> [Page text]:
In the nineties, despite the plethora of brilliant TV shows to be had, one show stood head and shoulders above all the others for me. I regret still that it only lasted for one season. It was My So-Called Life, a programme that told the stories of kids who were (at least on the small screen) the same age as I was at the time, and it was accurate and true to my life and experience despite the fact that it was, again, set in America. And, I’m sure I’ve felt anticipation since ‘My So-Called Life’ was on TV; I’m sure I’ve had things I looked forward to so much that I found it hard to wait for them to roll around. However, the levels of impatience I used to go through as I waited for Friday night to come again so that I could watch the exploits of Angela, Rayanne and their friends were in a league of their own. You were nobody in my school if you didn’t come in on Monday morning full of gossip about what had happened in MSCL and if you weren’t completely up to speed with the very latest on who was dating whom, how dreamy Jordan Catalano was, and whether he would ever make an honest woman of Angela.

I remember like it was yesterday how betrayed and heartbroken I felt when I learned the series had been cancelled, and when I had a chance to buy the DVD boxset of the show a few years ago, I jumped at it. I’ve watched the episodes again over the last few years, and they’re still as good, and as gripping, as they were when I was young. I think the thing ‘My So-Called Life’ has in spades is authenticity – as much as a TV show can be said to be authentic – and a sense of believability which makes it hard for me to admit that Angela’s parents weren’t really Angela’s parents, and that she didn’t really live in a beautiful house in an American suburb beside Brian Krakow, the class nerd who loved her; the show absorbed me, totally. It had everything a good YA story needed – a nerdy boy, a cool but awkward girl who totally, always stuck to her principles (that’s what I loved most about Angela), a messed-up best friend, a closeted gay character, an unbelievably handsome love interest, music references, pop-culture references – the whole gamut. It’s brilliant, and shaped me more than I can say. It let me know that it was cool to be yourself and not to do what everyone else in your life was doing (ironically enough, since watching this show was the most conformist thing I could’ve done, at the time); it let me know that there were all sorts of different people in the world, and all of them deserved to be treated fairly and with respect. It let me know that just because someone looked good on the outside, that didn’t mean they were okay inside, and that what really mattered, at the end of the day, was friendship and loyalty and love.

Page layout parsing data
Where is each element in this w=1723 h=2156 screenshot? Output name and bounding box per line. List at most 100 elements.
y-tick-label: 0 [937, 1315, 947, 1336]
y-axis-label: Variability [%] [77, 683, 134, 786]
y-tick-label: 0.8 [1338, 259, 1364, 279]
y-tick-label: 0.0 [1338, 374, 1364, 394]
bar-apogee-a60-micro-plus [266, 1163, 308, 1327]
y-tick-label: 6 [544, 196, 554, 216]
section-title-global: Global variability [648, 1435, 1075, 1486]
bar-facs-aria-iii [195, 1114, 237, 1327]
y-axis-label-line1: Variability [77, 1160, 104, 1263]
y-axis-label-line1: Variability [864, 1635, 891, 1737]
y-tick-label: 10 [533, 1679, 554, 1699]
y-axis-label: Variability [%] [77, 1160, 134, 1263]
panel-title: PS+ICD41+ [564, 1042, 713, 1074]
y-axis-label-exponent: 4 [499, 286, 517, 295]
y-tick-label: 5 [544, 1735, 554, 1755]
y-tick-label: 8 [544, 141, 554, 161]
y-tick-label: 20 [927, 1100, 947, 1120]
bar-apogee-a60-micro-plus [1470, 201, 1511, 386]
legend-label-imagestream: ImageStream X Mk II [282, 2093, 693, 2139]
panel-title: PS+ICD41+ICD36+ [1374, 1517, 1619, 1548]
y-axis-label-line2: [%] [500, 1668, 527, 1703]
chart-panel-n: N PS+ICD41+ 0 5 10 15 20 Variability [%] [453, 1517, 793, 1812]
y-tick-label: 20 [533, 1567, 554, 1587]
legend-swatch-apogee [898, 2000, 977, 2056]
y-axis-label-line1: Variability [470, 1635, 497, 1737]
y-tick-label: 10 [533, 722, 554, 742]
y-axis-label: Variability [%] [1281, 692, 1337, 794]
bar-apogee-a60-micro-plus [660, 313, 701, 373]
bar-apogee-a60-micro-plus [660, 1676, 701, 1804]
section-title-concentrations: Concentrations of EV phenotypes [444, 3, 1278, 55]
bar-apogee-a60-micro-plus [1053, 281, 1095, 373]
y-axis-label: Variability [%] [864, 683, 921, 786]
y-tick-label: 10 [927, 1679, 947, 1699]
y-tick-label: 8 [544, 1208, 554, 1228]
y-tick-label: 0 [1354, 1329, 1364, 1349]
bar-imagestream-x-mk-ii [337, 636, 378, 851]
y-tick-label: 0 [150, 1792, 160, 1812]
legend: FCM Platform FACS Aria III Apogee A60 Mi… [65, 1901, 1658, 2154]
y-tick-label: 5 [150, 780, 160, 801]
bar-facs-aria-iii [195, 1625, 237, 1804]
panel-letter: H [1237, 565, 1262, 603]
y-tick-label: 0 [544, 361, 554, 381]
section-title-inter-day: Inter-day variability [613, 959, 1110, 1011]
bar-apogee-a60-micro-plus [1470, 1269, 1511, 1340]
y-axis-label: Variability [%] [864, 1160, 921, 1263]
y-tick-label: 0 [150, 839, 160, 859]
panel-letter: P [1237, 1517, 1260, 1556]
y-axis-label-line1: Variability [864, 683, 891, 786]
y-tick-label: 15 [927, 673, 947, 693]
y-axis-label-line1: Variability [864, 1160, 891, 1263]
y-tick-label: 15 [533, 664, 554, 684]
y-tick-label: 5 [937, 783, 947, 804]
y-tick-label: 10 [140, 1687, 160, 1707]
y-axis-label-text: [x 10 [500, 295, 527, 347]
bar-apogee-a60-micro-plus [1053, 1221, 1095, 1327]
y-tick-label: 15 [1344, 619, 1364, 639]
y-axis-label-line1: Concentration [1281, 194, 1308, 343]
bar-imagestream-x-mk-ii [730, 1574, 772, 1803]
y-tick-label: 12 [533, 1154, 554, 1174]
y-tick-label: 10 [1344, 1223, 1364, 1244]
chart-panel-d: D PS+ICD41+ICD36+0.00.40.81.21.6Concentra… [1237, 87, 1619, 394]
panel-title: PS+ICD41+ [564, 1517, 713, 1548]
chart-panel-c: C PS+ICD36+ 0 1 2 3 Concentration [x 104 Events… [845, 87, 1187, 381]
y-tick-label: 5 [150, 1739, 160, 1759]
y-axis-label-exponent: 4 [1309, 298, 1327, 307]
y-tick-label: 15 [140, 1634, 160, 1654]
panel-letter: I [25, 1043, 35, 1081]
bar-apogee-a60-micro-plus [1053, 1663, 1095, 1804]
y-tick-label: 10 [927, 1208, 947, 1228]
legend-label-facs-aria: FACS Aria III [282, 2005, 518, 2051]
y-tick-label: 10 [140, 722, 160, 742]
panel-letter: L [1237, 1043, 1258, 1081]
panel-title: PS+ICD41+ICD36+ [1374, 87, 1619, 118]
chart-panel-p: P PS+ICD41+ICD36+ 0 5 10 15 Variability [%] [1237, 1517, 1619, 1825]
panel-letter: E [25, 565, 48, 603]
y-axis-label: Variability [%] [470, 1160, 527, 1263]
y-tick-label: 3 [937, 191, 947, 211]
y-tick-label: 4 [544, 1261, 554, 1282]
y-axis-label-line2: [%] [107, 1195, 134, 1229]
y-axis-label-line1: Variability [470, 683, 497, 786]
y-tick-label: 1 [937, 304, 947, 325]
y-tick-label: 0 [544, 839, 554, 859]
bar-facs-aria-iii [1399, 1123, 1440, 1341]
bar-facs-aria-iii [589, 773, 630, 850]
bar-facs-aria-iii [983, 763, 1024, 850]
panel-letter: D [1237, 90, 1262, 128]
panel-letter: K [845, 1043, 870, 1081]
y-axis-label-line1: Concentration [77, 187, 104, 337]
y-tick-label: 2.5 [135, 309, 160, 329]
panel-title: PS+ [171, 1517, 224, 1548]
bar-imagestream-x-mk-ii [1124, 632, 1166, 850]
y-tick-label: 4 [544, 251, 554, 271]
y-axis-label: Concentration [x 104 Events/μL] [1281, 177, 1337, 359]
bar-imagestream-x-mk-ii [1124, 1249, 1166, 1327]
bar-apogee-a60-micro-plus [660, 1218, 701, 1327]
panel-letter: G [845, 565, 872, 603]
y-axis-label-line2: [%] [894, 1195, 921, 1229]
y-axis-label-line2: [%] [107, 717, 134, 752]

> [Assignment A]:
According to the piece about My So-Called Life, how many seasons did the show last?
> [Assignment B]:
Please continue the piece about My So-Called Life from its last sentence.
The rows are separate material and have nothing to do with the piece about My So-Called Life.

> [Task result A]:
One season.

> [Task result B]:
The kids from My So-Called Life Image: en.wikipedia.org

The kids from My So-Called Life
Image: en.wikipedia.org

I’m almost over the fact that the show was cancelled after season one. Almost.

I think there’s some great TV these days, too, even though I’m not sure I love today’s shows as dearly as ones I watched in years gone by. I follow several series (again, I’m showing my age; the youngsters these days are all about YouTube and other things I don’t really understand, which I think is a shame), and there are modern shows, like ‘The Wire’, which are masterpieces of storytelling and fire my imagination like only the very best stories can. There is, to be fair, a lot of dross on the television, too, but occasionally a gem will emerge, a visual story which will last through the years. A good show is a good show for life.

Care to share your favourite TV memories?

 

*Not really. One can never witter on too much about books, right?